The problem: Give an exact transcription of every line, dropping the images.

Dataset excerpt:
## Begin

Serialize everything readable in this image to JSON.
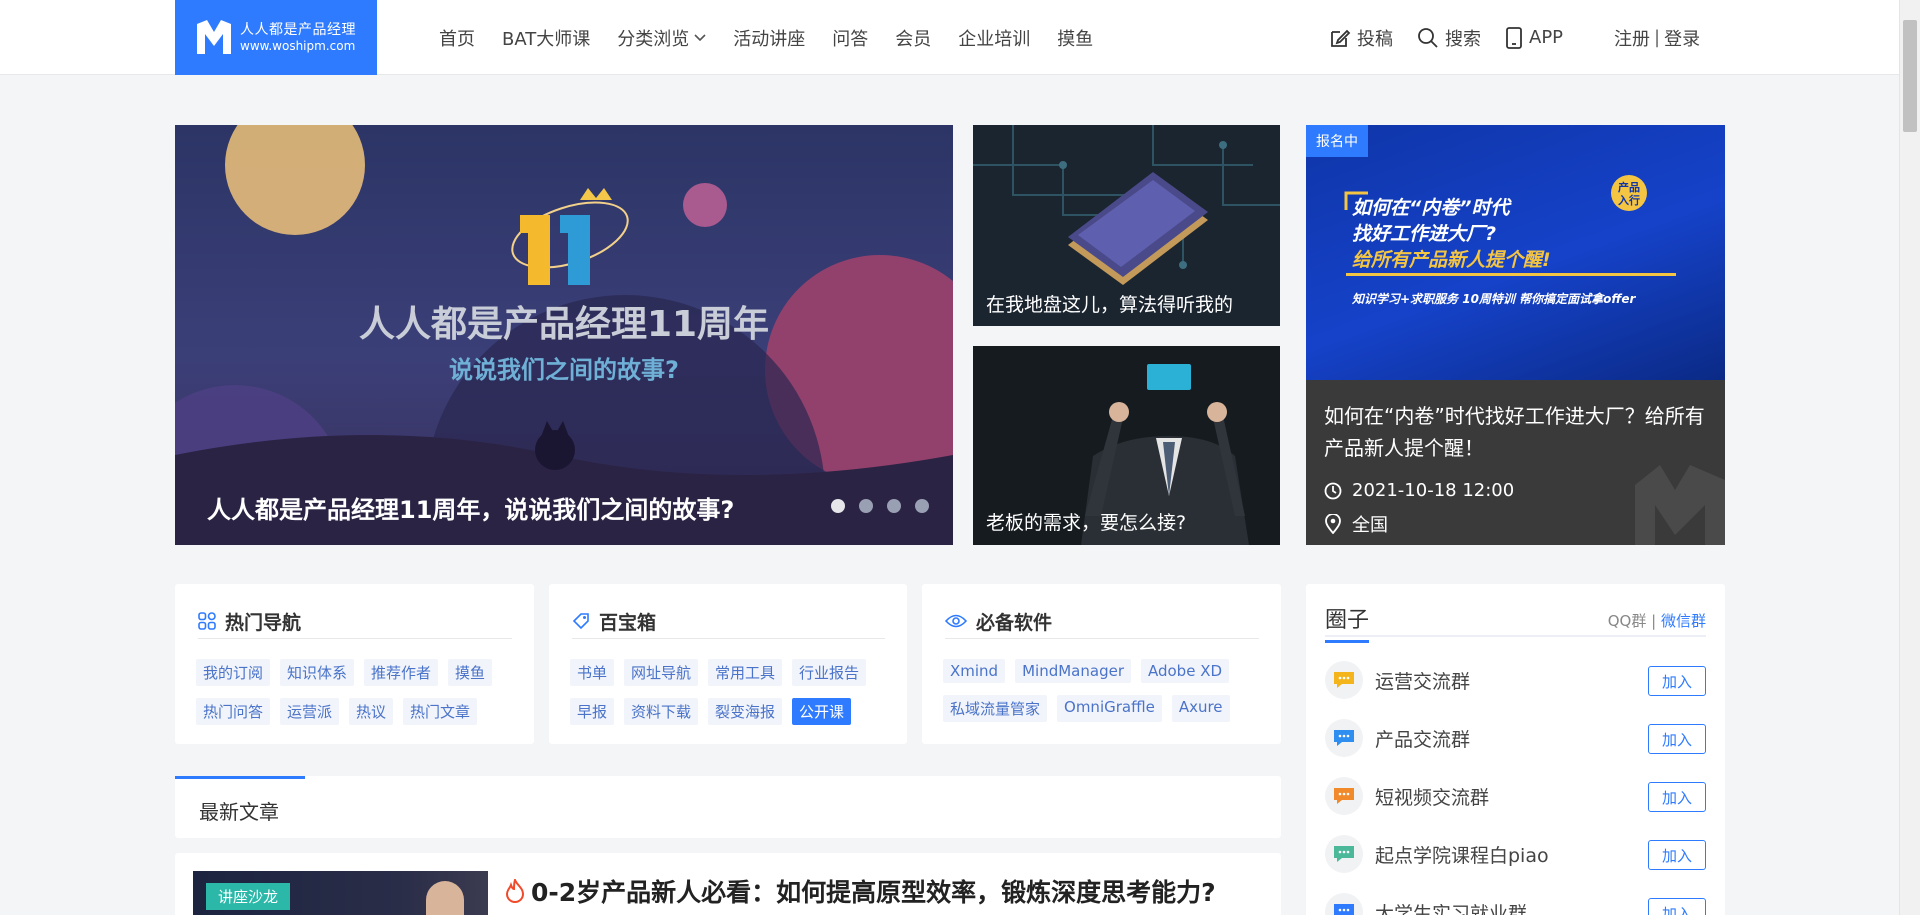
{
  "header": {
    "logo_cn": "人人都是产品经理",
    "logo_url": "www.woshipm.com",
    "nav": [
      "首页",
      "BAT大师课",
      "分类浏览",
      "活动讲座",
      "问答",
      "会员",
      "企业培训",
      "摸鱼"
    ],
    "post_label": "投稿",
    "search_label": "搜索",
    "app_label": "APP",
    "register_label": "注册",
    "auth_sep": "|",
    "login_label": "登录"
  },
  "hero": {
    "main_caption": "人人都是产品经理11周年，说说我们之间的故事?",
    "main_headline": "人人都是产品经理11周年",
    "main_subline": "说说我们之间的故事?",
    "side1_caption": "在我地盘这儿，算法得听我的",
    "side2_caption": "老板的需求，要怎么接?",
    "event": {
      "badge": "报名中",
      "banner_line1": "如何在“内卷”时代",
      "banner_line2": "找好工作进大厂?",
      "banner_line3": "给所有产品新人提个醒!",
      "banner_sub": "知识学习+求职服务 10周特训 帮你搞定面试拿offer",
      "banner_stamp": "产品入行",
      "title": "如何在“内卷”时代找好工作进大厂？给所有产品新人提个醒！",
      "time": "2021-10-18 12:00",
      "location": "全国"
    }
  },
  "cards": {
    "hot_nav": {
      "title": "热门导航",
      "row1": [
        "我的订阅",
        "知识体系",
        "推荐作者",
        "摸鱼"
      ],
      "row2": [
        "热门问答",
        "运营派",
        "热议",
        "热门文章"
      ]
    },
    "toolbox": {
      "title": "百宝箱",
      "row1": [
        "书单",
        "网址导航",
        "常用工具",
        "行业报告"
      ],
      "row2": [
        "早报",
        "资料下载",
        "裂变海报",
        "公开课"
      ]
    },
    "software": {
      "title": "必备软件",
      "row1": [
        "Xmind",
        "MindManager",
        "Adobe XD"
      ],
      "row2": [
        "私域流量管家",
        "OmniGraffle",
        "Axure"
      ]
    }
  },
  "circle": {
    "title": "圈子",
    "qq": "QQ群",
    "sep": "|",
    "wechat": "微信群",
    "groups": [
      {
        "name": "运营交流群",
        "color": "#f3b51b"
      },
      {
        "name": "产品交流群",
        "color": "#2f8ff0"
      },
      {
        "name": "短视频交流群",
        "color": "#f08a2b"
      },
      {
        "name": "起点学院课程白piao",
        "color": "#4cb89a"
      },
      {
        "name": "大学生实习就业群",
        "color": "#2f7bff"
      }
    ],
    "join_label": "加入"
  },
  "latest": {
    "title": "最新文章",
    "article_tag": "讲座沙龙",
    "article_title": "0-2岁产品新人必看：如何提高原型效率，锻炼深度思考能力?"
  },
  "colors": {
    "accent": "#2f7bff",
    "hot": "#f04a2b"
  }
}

## End

Exercise answer:
Serialize everything readable in this image to JSON.
{
  "header": {
    "logo_cn": "人人都是产品经理",
    "logo_url": "www.woshipm.com",
    "nav": [
      "首页",
      "BAT大师课",
      "分类浏览",
      "活动讲座",
      "问答",
      "会员",
      "企业培训",
      "摸鱼"
    ],
    "post_label": "投稿",
    "search_label": "搜索",
    "app_label": "APP",
    "register_label": "注册",
    "auth_sep": "|",
    "login_label": "登录"
  },
  "hero": {
    "main_caption": "人人都是产品经理11周年，说说我们之间的故事?",
    "main_headline": "人人都是产品经理11周年",
    "main_subline": "说说我们之间的故事?",
    "side1_caption": "在我地盘这儿，算法得听我的",
    "side2_caption": "老板的需求，要怎么接?",
    "event": {
      "badge": "报名中",
      "banner_line1": "如何在“内卷”时代",
      "banner_line2": "找好工作进大厂?",
      "banner_line3": "给所有产品新人提个醒!",
      "banner_sub": "知识学习+求职服务 10周特训 帮你搞定面试拿offer",
      "banner_stamp": "产品入行",
      "title": "如何在“内卷”时代找好工作进大厂？给所有产品新人提个醒！",
      "time": "2021-10-18 12:00",
      "location": "全国"
    }
  },
  "cards": {
    "hot_nav": {
      "title": "热门导航",
      "row1": [
        "我的订阅",
        "知识体系",
        "推荐作者",
        "摸鱼"
      ],
      "row2": [
        "热门问答",
        "运营派",
        "热议",
        "热门文章"
      ]
    },
    "toolbox": {
      "title": "百宝箱",
      "row1": [
        "书单",
        "网址导航",
        "常用工具",
        "行业报告"
      ],
      "row2": [
        "早报",
        "资料下载",
        "裂变海报",
        "公开课"
      ]
    },
    "software": {
      "title": "必备软件",
      "row1": [
        "Xmind",
        "MindManager",
        "Adobe XD"
      ],
      "row2": [
        "私域流量管家",
        "OmniGraffle",
        "Axure"
      ]
    }
  },
  "circle": {
    "title": "圈子",
    "qq": "QQ群",
    "sep": "|",
    "wechat": "微信群",
    "groups": [
      {
        "name": "运营交流群",
        "color": "#f3b51b"
      },
      {
        "name": "产品交流群",
        "color": "#2f8ff0"
      },
      {
        "name": "短视频交流群",
        "color": "#f08a2b"
      },
      {
        "name": "起点学院课程白piao",
        "color": "#4cb89a"
      },
      {
        "name": "大学生实习就业群",
        "color": "#2f7bff"
      }
    ],
    "join_label": "加入"
  },
  "latest": {
    "title": "最新文章",
    "article_tag": "讲座沙龙",
    "article_title": "0-2岁产品新人必看：如何提高原型效率，锻炼深度思考能力?"
  },
  "colors": {
    "accent": "#2f7bff",
    "hot": "#f04a2b"
  }
}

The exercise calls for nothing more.